§ Work required: From the data that follows, copy every line holding the string "کمیته".

§ Supplied entries:
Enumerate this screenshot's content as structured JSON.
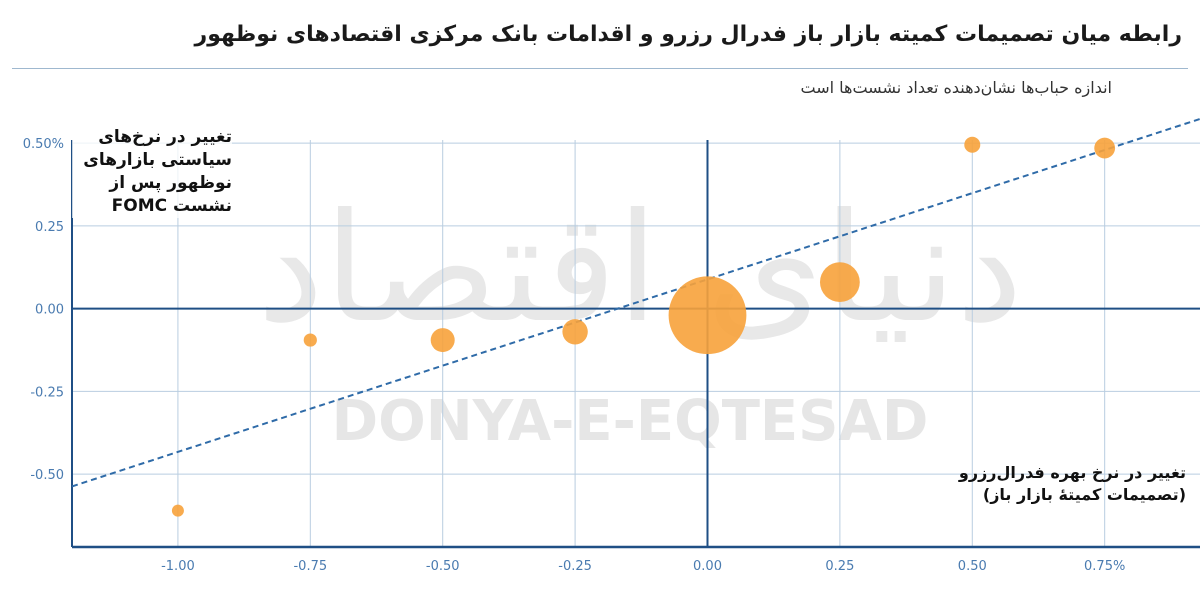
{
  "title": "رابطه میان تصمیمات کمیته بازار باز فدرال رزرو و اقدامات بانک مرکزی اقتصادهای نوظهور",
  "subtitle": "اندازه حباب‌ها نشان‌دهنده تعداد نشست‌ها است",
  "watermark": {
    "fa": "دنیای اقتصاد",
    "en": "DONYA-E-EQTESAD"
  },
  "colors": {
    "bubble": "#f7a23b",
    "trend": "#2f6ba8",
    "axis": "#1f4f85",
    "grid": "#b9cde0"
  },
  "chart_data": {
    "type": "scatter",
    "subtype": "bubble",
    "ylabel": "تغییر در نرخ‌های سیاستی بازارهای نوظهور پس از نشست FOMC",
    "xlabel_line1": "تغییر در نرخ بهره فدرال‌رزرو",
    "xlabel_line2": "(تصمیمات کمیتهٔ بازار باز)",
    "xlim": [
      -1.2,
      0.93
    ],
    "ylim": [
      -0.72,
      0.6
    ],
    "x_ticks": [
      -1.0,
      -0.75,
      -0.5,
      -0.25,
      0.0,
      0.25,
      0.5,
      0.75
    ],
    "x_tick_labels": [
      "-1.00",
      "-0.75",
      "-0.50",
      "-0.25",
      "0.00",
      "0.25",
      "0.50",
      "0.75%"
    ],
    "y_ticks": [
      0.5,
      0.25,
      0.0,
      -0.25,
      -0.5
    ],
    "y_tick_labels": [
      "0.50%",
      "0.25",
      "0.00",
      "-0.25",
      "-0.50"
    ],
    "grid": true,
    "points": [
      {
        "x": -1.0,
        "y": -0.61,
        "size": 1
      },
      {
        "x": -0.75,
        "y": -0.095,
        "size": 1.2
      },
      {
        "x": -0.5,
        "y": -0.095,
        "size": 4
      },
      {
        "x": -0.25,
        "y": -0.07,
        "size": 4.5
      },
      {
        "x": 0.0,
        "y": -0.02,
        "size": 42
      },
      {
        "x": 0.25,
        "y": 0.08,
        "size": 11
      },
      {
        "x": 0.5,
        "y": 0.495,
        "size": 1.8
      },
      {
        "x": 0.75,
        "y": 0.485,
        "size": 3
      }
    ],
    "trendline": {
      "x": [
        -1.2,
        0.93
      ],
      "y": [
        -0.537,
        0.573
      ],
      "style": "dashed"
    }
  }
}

§ Correct output:
  "title": "رابطه میان تصمیمات کمیته بازار باز فدرال رزرو و اقدامات بانک مرکزی اقتصادهای نوظهور",
    "xlabel_line2": "(تصمیمات کمیتهٔ بازار باز)",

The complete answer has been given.